■ **Task input**:
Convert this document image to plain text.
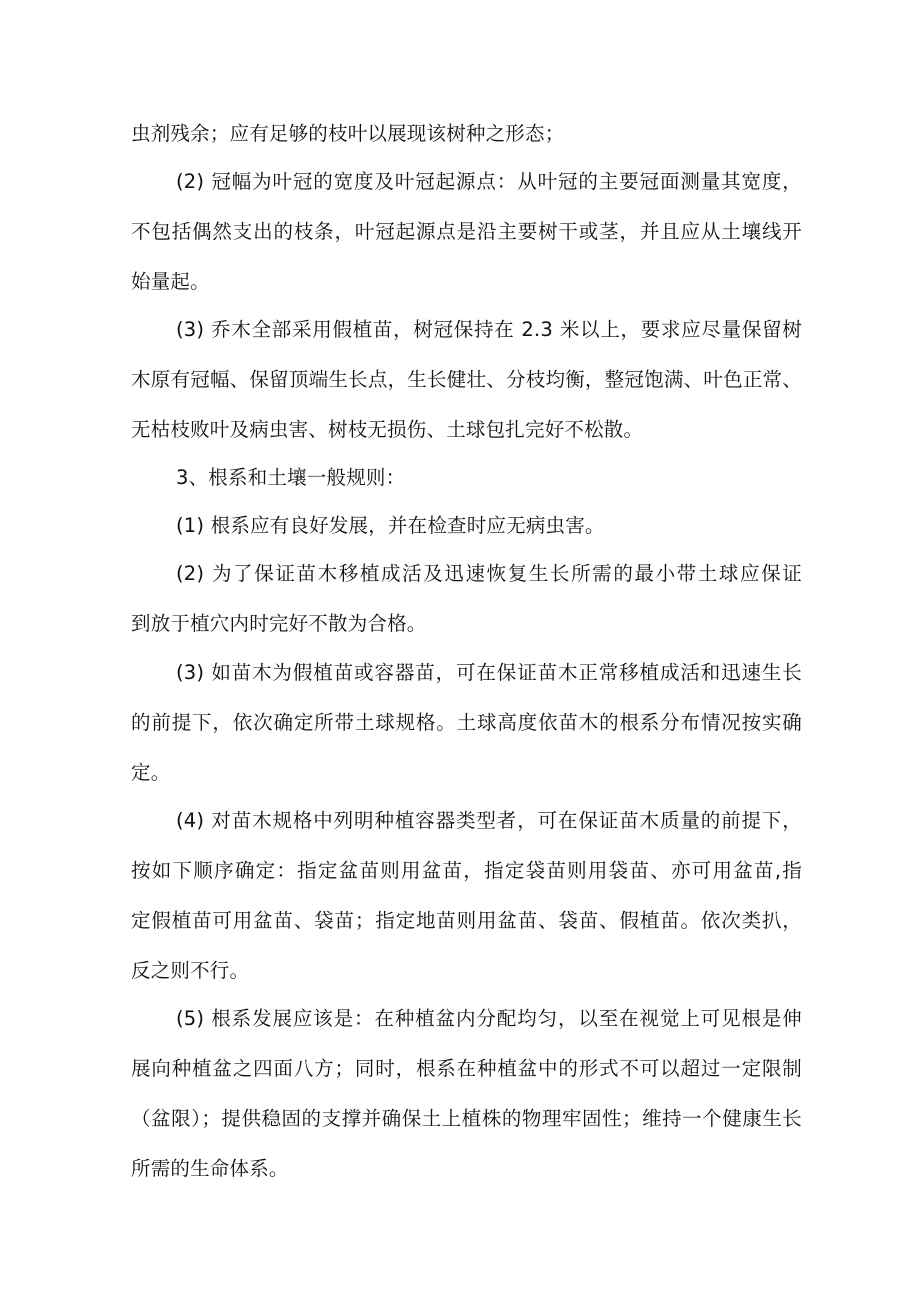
虫剂残余；应有足够的枝叶以展现该树种之形态；
(2) 冠幅为叶冠的宽度及叶冠起源点：从叶冠的主要冠面测量其宽度，
不包括偶然支出的枝条，叶冠起源点是沿主要树干或茎，并且应从土壤线开
始量起。
(3) 乔木全部采用假植苗，树冠保持在 2.3 米以上，要求应尽量保留树
木原有冠幅、保留顶端生长点，生长健壮、分枝均衡，整冠饱满、叶色正常、
无枯枝败叶及病虫害、树枝无损伤、土球包扎完好不松散。
3、根系和土壤一般规则：
(1) 根系应有良好发展，并在检查时应无病虫害。
(2) 为了保证苗木移植成活及迅速恢复生长所需的最小带土球应保证
到放于植穴内时完好不散为合格。
(3) 如苗木为假植苗或容器苗，可在保证苗木正常移植成活和迅速生长
的前提下，依次确定所带土球规格。土球高度依苗木的根系分布情况按实确
定。
(4) 对苗木规格中列明种植容器类型者，可在保证苗木质量的前提下，
按如下顺序确定：指定盆苗则用盆苗，指定袋苗则用袋苗、亦可用盆苗,指
定假植苗可用盆苗、袋苗；指定地苗则用盆苗、袋苗、假植苗。依次类扒，
反之则不行。
(5) 根系发展应该是：在种植盆内分配均匀，以至在视觉上可见根是伸
展向种植盆之四面八方；同时，根系在种植盆中的形式不可以超过一定限制
（盆限）；提供稳固的支撑并确保土上植株的物理牢固性；维持一个健康生长
所需的生命体系。
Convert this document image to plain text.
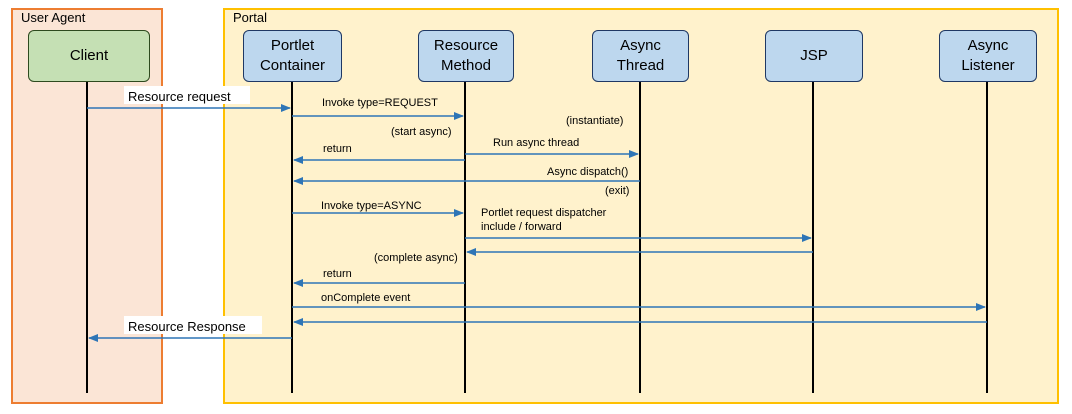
User Agent	Portal
Resource request	Invoke type=REQUEST
(instantiate)
(start async)
Run async thread
return
Async dispatch()
(exit)
Invoke type=ASYNC
Portlet request dispatcher include / forward
(complete async)
return
onComplete event
Resource Response
Client
Portlet
Container
Resource
Method
Async
Thread
JSP
Async
Listener
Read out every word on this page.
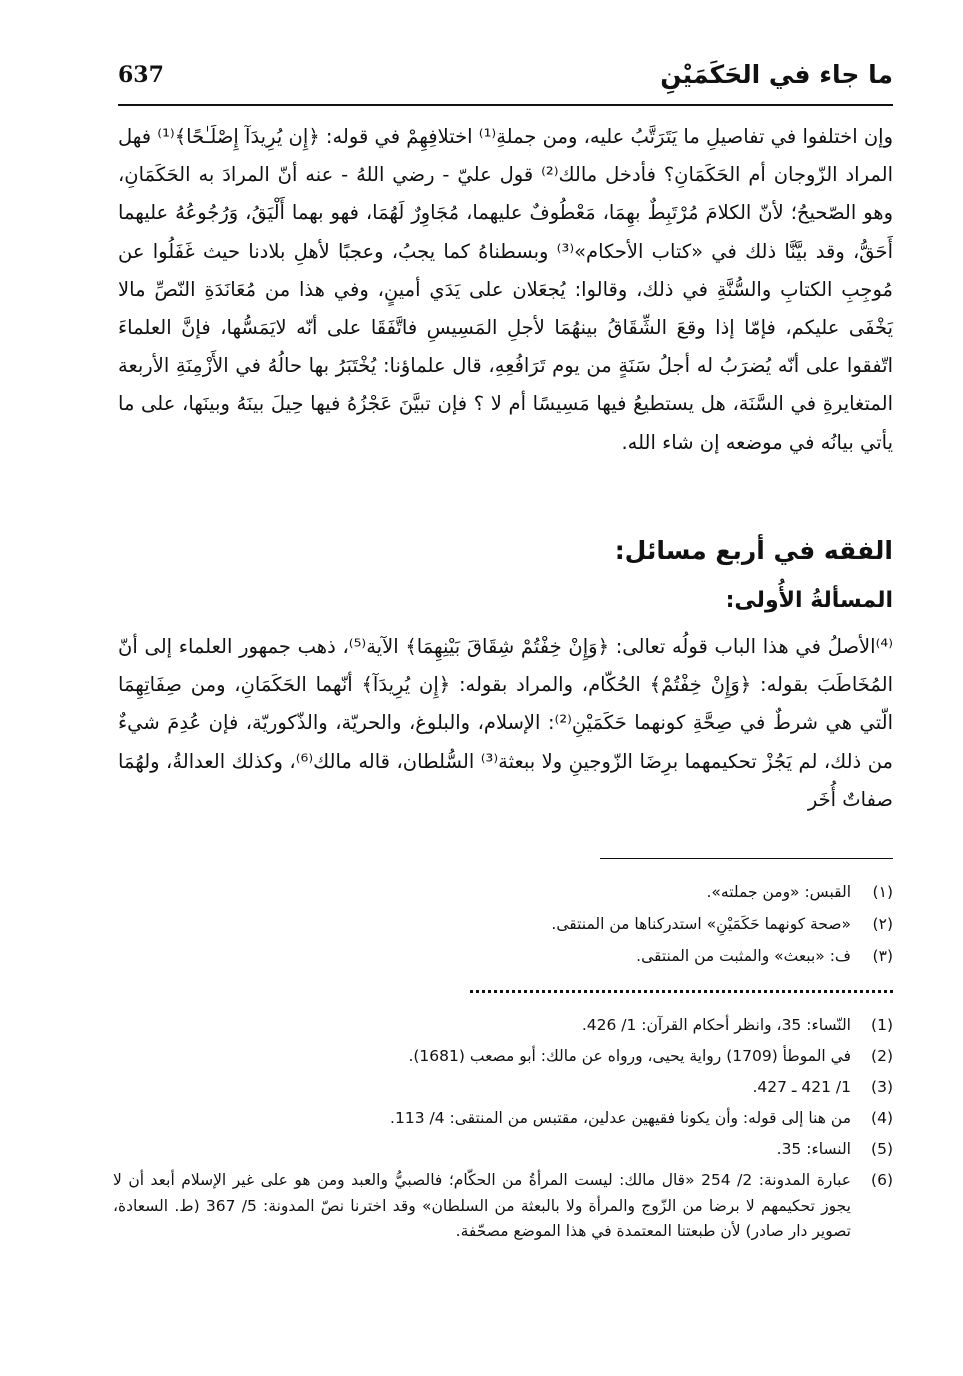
637	ما جاء في الحَكَمَيْنِ

وإن اختلفوا في تفاصيلِ ما يَتَرَتَّبُ عليه، ومن جملةِ⁽¹⁾ اختلافِهِمْ في قوله: ﴿إِن يُرِيدَآ إِصْلَـٰحًا﴾⁽¹⁾ فهل المراد الزّوجان أم الحَكَمَانِ؟ فأدخل مالك⁽²⁾ قول عليّ - رضي اللهُ - عنه أنّ المرادَ به الحَكَمَانِ، وهو الصّحيحُ؛ لأنّ الكلامَ مُرْتَبِطٌ بهِمَا، مَعْطُوفٌ عليهما، مُجَاوِرٌ لَهُمَا، فهو بهما أَلْيَقُ، وَرُجُوعُهُ عليهما أَحَقُّ، وقد بيَّنَّا ذلك في «كتاب الأحكام»⁽³⁾ وبسطناهُ كما يجبُ، وعجبًا لأهلِ بلادنا حيث غَفَلُوا عن مُوجِبِ الكتابِ والسُّنَّةِ في ذلك، وقالوا: يُجعَلان على يَدَي أمينٍ، وفي هذا من مُعَانَدَةِ النّصِّ مالا يَخْفَى عليكم، فإمّا إذا وقعَ الشِّقَاقُ بينهُمَا لأجلِ المَسِيسِ فاتَّفَقَا على أنّه لايَمَسُّها، فإنَّ العلماءَ اتّفقوا على أنّه يُضرَبُ له أجلُ سَنَةٍ من يوم تَرَافُعِهِ، قال علماؤنا: يُخْتَبَرُ بها حالُهُ في الأَزْمِنَةِ الأربعة المتغايرةِ في السَّنَة، هل يستطيعُ فيها مَسِيسًا أم لا ؟ فإن تبيَّنَ عَجْزُهُ فيها حِيلَ بينَهُ وبينَها، على ما يأتي بيانُه في موضعه إن شاء الله.

الفقه في أربع مسائل:
المسألةُ الأُولى:

⁽⁴⁾الأصلُ في هذا الباب قولُه تعالى: ﴿وَإِنْ خِفْتُمْ شِقَاقَ بَيْنِهِمَا﴾ الآية⁽⁵⁾، ذهب جمهور العلماء إلى أنّ المُخَاطَبَ بقوله: ﴿وَإِنْ خِفْتُمْ﴾ الحُكّام، والمراد بقوله: ﴿إِن يُرِيدَآ﴾ أنّهما الحَكَمَانِ، ومن صِفَاتِهِمَا الّتي هي شرطٌ في صِحَّةِ كونهما حَكَمَيْنِ⁽²⁾: الإسلام، والبلوغ، والحريّة، والذّكوريّة، فإن عُدِمَ شيءٌ من ذلك، لم يَجُزْ تحكيمهما برِضَا الزّوجينِ ولا ببعثة⁽³⁾ السُّلطان، قاله مالك⁽⁶⁾، وكذلك العدالةُ، ولهُمَا صفاتٌ أُخَر

(١)
القبس: «ومن جملته».
(٢)
«صحة كونهما حَكَمَيْنِ» استدركناها من المنتقى.
(٣)
ف: «ببعث» والمثبت من المنتقى.
(1)
النّساء: 35، وانظر أحكام القرآن: 1/ 426.
(2)
في الموطأ (1709) رواية يحيى، ورواه عن مالك: أبو مصعب (1681).
(3)
1/ 421 ـ 427.
(4)
من هنا إلى قوله: وأن يكونا فقيهين عدلين، مقتبس من المنتقى: 4/ 113.
(5)
النساء: 35.
(6)
عبارة المدونة: 2/ 254 «قال مالك: ليست المرأةُ من الحكّام؛ فالصبيُّ والعبد ومن هو على غير الإسلام أبعد أن لا يجوز تحكيمهم لا برضا من الزّوج والمرأة ولا بالبعثة من السلطان» وقد اخترنا نصّ المدونة: 5/ 367 (ط. السعادة، تصوير دار صادر) لأن طبعتنا المعتمدة في هذا الموضع مصحّفة.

■ **Task statement**:
Identify each line in the entries with the word "Invoke" and copy it.

■ **Exercise response**:
Resource request	Invoke type=REQUEST
Invoke type=ASYNC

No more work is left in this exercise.